** START **

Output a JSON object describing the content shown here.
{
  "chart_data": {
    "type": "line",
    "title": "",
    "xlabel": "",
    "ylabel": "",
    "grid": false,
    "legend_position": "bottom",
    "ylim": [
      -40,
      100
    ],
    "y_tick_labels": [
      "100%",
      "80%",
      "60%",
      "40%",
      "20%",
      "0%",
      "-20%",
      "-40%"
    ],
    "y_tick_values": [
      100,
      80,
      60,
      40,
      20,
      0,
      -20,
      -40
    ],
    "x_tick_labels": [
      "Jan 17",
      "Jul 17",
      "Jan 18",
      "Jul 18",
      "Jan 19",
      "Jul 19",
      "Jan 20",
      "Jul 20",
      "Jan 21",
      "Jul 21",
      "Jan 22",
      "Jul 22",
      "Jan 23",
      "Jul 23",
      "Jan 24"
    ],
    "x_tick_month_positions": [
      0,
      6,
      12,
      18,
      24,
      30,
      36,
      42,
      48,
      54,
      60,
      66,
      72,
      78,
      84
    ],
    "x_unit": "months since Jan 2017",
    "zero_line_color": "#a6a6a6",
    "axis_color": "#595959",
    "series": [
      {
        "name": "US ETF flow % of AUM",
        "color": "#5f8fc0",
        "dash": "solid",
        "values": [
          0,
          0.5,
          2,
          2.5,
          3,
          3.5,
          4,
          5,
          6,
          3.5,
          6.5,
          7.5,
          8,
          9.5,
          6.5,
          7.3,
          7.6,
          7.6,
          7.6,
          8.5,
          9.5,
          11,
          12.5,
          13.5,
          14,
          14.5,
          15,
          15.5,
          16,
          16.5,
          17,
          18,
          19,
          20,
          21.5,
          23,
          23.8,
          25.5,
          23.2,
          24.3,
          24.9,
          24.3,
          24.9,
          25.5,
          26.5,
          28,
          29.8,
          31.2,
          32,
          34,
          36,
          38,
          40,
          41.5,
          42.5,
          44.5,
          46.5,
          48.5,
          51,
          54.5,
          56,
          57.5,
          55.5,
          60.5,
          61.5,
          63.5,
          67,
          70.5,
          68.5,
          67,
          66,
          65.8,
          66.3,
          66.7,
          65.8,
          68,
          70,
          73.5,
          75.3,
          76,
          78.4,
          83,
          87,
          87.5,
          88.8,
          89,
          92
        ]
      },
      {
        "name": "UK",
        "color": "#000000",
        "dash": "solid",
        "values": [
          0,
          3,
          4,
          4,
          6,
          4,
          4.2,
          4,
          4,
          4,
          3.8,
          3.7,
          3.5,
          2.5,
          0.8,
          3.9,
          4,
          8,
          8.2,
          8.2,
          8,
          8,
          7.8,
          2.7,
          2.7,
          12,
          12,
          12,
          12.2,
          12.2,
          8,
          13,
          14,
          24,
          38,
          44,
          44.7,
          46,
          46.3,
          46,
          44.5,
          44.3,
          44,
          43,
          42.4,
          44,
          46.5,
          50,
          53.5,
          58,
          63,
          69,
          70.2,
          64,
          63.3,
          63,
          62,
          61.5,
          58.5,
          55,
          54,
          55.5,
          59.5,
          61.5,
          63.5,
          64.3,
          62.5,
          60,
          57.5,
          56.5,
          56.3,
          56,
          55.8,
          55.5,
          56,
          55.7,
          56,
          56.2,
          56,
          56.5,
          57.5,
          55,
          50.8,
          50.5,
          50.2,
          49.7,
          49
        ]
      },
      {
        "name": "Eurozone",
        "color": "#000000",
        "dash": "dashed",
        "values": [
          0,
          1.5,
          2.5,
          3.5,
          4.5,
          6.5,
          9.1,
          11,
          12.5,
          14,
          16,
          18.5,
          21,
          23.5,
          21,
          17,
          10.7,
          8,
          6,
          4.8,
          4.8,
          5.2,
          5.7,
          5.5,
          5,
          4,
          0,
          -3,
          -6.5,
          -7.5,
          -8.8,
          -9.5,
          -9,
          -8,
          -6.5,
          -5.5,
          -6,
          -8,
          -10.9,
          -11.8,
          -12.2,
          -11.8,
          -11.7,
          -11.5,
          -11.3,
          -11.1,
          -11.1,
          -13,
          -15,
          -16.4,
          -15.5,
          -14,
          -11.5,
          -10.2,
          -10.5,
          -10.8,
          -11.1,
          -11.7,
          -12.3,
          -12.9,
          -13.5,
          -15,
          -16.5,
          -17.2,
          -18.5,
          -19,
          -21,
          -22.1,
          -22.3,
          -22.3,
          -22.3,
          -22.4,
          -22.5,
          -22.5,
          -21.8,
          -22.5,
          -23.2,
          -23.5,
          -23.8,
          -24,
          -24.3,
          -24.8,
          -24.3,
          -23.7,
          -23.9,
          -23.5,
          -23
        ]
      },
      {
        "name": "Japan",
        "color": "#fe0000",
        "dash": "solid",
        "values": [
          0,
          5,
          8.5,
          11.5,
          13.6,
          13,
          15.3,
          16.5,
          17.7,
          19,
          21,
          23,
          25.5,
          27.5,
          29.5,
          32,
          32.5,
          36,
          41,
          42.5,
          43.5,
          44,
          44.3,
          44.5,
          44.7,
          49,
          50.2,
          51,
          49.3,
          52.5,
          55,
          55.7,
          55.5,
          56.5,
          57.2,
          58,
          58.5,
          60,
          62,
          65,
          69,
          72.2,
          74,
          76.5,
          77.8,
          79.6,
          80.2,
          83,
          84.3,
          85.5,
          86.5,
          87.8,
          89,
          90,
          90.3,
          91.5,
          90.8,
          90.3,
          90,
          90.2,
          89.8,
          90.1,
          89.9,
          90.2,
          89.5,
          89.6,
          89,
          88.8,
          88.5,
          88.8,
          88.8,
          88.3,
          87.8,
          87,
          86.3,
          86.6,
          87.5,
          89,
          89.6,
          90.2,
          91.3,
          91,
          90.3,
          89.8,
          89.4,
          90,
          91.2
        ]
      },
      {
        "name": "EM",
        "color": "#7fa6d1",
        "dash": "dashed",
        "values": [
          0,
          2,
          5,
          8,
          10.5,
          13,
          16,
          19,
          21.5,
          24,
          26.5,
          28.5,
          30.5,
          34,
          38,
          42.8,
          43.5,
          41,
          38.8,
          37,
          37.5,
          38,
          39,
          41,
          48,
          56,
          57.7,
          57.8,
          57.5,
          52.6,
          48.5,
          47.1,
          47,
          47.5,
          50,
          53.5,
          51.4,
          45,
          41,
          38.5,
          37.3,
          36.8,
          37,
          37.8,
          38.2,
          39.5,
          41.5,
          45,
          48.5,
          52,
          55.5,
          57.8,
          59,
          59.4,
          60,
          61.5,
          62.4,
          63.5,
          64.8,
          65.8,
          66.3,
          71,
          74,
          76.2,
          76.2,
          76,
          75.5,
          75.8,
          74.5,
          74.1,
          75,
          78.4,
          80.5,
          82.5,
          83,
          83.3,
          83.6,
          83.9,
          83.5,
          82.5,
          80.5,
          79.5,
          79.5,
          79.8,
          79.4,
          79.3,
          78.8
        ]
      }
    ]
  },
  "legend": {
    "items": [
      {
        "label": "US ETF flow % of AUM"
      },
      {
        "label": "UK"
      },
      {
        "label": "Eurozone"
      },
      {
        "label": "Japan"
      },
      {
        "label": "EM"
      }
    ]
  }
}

** END **

**Required work:**
Retype every record above exactly as written.

**Answer to this problem:**
Output a JSON object describing the content shown here.
{
  "chart_data": {
    "type": "line",
    "title": "",
    "xlabel": "",
    "ylabel": "",
    "grid": false,
    "legend_position": "bottom",
    "ylim": [
      -40,
      100
    ],
    "y_tick_labels": [
      "100%",
      "80%",
      "60%",
      "40%",
      "20%",
      "0%",
      "-20%",
      "-40%"
    ],
    "y_tick_values": [
      100,
      80,
      60,
      40,
      20,
      0,
      -20,
      -40
    ],
    "x_tick_labels": [
      "Jan 17",
      "Jul 17",
      "Jan 18",
      "Jul 18",
      "Jan 19",
      "Jul 19",
      "Jan 20",
      "Jul 20",
      "Jan 21",
      "Jul 21",
      "Jan 22",
      "Jul 22",
      "Jan 23",
      "Jul 23",
      "Jan 24"
    ],
    "x_tick_month_positions": [
      0,
      6,
      12,
      18,
      24,
      30,
      36,
      42,
      48,
      54,
      60,
      66,
      72,
      78,
      84
    ],
    "x_unit": "months since Jan 2017",
    "zero_line_color": "#a6a6a6",
    "axis_color": "#595959",
    "series": [
      {
        "name": "US ETF flow % of AUM",
        "color": "#5f8fc0",
        "dash": "solid",
        "values": [
          0,
          0.5,
          2,
          2.5,
          3,
          3.5,
          4,
          5,
          6,
          3.5,
          6.5,
          7.5,
          8,
          9.5,
          6.5,
          7.3,
          7.6,
          7.6,
          7.6,
          8.5,
          9.5,
          11,
          12.5,
          13.5,
          14,
          14.5,
          15,
          15.5,
          16,
          16.5,
          17,
          18,
          19,
          20,
          21.5,
          23,
          23.8,
          25.5,
          23.2,
          24.3,
          24.9,
          24.3,
          24.9,
          25.5,
          26.5,
          28,
          29.8,
          31.2,
          32,
          34,
          36,
          38,
          40,
          41.5,
          42.5,
          44.5,
          46.5,
          48.5,
          51,
          54.5,
          56,
          57.5,
          55.5,
          60.5,
          61.5,
          63.5,
          67,
          70.5,
          68.5,
          67,
          66,
          65.8,
          66.3,
          66.7,
          65.8,
          68,
          70,
          73.5,
          75.3,
          76,
          78.4,
          83,
          87,
          87.5,
          88.8,
          89,
          92
        ]
      },
      {
        "name": "UK",
        "color": "#000000",
        "dash": "solid",
        "values": [
          0,
          3,
          4,
          4,
          6,
          4,
          4.2,
          4,
          4,
          4,
          3.8,
          3.7,
          3.5,
          2.5,
          0.8,
          3.9,
          4,
          8,
          8.2,
          8.2,
          8,
          8,
          7.8,
          2.7,
          2.7,
          12,
          12,
          12,
          12.2,
          12.2,
          8,
          13,
          14,
          24,
          38,
          44,
          44.7,
          46,
          46.3,
          46,
          44.5,
          44.3,
          44,
          43,
          42.4,
          44,
          46.5,
          50,
          53.5,
          58,
          63,
          69,
          70.2,
          64,
          63.3,
          63,
          62,
          61.5,
          58.5,
          55,
          54,
          55.5,
          59.5,
          61.5,
          63.5,
          64.3,
          62.5,
          60,
          57.5,
          56.5,
          56.3,
          56,
          55.8,
          55.5,
          56,
          55.7,
          56,
          56.2,
          56,
          56.5,
          57.5,
          55,
          50.8,
          50.5,
          50.2,
          49.7,
          49
        ]
      },
      {
        "name": "Eurozone",
        "color": "#000000",
        "dash": "dashed",
        "values": [
          0,
          1.5,
          2.5,
          3.5,
          4.5,
          6.5,
          9.1,
          11,
          12.5,
          14,
          16,
          18.5,
          21,
          23.5,
          21,
          17,
          10.7,
          8,
          6,
          4.8,
          4.8,
          5.2,
          5.7,
          5.5,
          5,
          4,
          0,
          -3,
          -6.5,
          -7.5,
          -8.8,
          -9.5,
          -9,
          -8,
          -6.5,
          -5.5,
          -6,
          -8,
          -10.9,
          -11.8,
          -12.2,
          -11.8,
          -11.7,
          -11.5,
          -11.3,
          -11.1,
          -11.1,
          -13,
          -15,
          -16.4,
          -15.5,
          -14,
          -11.5,
          -10.2,
          -10.5,
          -10.8,
          -11.1,
          -11.7,
          -12.3,
          -12.9,
          -13.5,
          -15,
          -16.5,
          -17.2,
          -18.5,
          -19,
          -21,
          -22.1,
          -22.3,
          -22.3,
          -22.3,
          -22.4,
          -22.5,
          -22.5,
          -21.8,
          -22.5,
          -23.2,
          -23.5,
          -23.8,
          -24,
          -24.3,
          -24.8,
          -24.3,
          -23.7,
          -23.9,
          -23.5,
          -23
        ]
      },
      {
        "name": "Japan",
        "color": "#fe0000",
        "dash": "solid",
        "values": [
          0,
          5,
          8.5,
          11.5,
          13.6,
          13,
          15.3,
          16.5,
          17.7,
          19,
          21,
          23,
          25.5,
          27.5,
          29.5,
          32,
          32.5,
          36,
          41,
          42.5,
          43.5,
          44,
          44.3,
          44.5,
          44.7,
          49,
          50.2,
          51,
          49.3,
          52.5,
          55,
          55.7,
          55.5,
          56.5,
          57.2,
          58,
          58.5,
          60,
          62,
          65,
          69,
          72.2,
          74,
          76.5,
          77.8,
          79.6,
          80.2,
          83,
          84.3,
          85.5,
          86.5,
          87.8,
          89,
          90,
          90.3,
          91.5,
          90.8,
          90.3,
          90,
          90.2,
          89.8,
          90.1,
          89.9,
          90.2,
          89.5,
          89.6,
          89,
          88.8,
          88.5,
          88.8,
          88.8,
          88.3,
          87.8,
          87,
          86.3,
          86.6,
          87.5,
          89,
          89.6,
          90.2,
          91.3,
          91,
          90.3,
          89.8,
          89.4,
          90,
          91.2
        ]
      },
      {
        "name": "EM",
        "color": "#7fa6d1",
        "dash": "dashed",
        "values": [
          0,
          2,
          5,
          8,
          10.5,
          13,
          16,
          19,
          21.5,
          24,
          26.5,
          28.5,
          30.5,
          34,
          38,
          42.8,
          43.5,
          41,
          38.8,
          37,
          37.5,
          38,
          39,
          41,
          48,
          56,
          57.7,
          57.8,
          57.5,
          52.6,
          48.5,
          47.1,
          47,
          47.5,
          50,
          53.5,
          51.4,
          45,
          41,
          38.5,
          37.3,
          36.8,
          37,
          37.8,
          38.2,
          39.5,
          41.5,
          45,
          48.5,
          52,
          55.5,
          57.8,
          59,
          59.4,
          60,
          61.5,
          62.4,
          63.5,
          64.8,
          65.8,
          66.3,
          71,
          74,
          76.2,
          76.2,
          76,
          75.5,
          75.8,
          74.5,
          74.1,
          75,
          78.4,
          80.5,
          82.5,
          83,
          83.3,
          83.6,
          83.9,
          83.5,
          82.5,
          80.5,
          79.5,
          79.5,
          79.8,
          79.4,
          79.3,
          78.8
        ]
      }
    ]
  },
  "legend": {
    "items": [
      {
        "label": "US ETF flow % of AUM"
      },
      {
        "label": "UK"
      },
      {
        "label": "Eurozone"
      },
      {
        "label": "Japan"
      },
      {
        "label": "EM"
      }
    ]
  }
}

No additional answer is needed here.